Look through the material below and give the number of lines holding "more", with no other words.

-- Start of Data excerpts --

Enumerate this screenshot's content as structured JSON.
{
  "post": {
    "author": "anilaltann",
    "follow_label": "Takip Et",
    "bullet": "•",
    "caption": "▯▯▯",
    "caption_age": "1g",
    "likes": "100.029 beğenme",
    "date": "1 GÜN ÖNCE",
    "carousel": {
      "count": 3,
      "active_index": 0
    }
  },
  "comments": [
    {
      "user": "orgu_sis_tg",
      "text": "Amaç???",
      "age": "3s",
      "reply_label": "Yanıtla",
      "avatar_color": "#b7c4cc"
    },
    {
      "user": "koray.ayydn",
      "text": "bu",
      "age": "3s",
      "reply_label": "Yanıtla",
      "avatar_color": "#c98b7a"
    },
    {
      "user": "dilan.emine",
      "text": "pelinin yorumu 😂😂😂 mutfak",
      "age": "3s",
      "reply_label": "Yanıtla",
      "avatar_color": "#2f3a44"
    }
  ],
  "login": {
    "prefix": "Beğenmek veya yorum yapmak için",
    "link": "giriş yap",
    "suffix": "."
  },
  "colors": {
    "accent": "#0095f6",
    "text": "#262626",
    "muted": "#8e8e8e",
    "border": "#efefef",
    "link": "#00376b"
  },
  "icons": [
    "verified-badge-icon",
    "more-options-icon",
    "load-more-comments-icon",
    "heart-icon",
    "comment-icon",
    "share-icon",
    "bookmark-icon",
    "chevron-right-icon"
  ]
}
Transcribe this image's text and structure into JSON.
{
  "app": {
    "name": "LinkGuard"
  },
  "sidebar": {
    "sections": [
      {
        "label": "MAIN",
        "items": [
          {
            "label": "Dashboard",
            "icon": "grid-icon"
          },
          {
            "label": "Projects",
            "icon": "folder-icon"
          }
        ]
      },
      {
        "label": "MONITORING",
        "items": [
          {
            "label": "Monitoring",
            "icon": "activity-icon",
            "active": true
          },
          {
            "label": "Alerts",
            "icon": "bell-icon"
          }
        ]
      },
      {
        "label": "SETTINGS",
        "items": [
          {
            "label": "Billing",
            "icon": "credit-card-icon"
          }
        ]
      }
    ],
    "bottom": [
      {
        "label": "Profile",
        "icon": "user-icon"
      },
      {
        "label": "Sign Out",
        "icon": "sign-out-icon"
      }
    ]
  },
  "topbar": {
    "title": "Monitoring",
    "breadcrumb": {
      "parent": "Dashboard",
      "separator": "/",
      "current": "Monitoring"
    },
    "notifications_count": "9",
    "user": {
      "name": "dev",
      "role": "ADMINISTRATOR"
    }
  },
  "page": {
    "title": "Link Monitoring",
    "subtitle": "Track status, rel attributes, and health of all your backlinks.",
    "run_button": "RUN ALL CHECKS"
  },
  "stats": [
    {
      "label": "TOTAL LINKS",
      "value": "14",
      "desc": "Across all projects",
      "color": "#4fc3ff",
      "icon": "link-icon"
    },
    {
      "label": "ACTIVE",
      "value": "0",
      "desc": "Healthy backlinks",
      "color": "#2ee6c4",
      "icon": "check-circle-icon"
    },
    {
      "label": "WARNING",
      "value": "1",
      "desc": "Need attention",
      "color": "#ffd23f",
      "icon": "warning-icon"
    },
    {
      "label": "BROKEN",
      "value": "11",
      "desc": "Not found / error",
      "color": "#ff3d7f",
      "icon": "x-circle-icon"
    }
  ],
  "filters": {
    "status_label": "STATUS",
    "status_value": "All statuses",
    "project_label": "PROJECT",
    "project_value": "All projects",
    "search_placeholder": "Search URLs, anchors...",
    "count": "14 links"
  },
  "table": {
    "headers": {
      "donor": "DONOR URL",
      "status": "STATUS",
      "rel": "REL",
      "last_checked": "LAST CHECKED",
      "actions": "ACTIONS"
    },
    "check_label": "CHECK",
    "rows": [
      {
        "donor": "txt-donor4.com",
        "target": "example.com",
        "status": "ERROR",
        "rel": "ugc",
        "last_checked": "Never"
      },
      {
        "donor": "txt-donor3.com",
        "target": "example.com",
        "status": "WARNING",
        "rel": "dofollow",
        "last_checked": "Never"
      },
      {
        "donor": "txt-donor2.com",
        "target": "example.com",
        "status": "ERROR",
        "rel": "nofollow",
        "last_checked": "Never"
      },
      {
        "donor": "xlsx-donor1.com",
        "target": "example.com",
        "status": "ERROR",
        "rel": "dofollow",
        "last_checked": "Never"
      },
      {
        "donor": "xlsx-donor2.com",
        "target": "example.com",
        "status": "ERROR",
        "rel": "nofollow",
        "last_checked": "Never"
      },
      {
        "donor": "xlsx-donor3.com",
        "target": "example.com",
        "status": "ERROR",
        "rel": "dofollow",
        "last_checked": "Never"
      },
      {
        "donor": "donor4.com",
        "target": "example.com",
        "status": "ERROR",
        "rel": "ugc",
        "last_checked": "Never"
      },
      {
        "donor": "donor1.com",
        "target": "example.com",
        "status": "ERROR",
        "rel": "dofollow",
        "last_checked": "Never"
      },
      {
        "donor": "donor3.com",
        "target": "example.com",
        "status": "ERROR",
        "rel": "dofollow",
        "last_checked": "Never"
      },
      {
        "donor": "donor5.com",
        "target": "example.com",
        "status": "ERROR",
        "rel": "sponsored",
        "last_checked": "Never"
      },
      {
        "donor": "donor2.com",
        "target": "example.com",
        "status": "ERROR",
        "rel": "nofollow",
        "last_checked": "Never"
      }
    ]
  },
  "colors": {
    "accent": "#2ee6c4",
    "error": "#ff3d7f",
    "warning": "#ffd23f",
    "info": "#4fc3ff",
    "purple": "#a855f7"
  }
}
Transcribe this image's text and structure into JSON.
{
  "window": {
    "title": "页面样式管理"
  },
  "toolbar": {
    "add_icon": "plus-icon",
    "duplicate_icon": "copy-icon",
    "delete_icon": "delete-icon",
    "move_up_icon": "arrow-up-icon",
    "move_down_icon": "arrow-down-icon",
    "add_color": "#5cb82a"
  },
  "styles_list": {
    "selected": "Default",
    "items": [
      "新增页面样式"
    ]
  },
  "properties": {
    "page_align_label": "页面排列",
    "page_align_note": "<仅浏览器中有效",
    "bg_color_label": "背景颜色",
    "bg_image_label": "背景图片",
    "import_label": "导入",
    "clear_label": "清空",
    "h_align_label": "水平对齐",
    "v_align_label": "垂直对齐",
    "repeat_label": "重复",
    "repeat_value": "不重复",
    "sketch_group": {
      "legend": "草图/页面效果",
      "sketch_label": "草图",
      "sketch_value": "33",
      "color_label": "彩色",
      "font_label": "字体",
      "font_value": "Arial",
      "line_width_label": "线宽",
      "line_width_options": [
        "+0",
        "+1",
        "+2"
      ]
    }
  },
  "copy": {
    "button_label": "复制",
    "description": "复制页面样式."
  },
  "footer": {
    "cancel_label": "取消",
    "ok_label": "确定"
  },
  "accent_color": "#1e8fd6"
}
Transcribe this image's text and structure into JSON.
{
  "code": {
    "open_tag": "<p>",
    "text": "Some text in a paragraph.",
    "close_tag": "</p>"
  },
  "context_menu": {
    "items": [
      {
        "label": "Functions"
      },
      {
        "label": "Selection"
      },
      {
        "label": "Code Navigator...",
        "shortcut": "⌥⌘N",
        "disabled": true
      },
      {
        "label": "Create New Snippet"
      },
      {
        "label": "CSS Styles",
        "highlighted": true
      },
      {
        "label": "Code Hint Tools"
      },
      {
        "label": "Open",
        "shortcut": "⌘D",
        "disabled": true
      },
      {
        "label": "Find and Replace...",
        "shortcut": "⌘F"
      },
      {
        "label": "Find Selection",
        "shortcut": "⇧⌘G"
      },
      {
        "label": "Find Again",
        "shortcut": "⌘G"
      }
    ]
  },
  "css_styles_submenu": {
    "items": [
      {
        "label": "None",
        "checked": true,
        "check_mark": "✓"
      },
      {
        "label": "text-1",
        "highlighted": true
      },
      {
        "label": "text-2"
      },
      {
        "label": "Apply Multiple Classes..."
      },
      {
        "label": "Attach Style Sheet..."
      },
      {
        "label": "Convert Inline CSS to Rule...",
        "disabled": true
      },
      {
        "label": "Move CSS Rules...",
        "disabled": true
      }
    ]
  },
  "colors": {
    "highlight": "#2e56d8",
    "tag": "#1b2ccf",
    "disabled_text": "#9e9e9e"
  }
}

-- End of Data excerpts --

• _Reply to the task_
2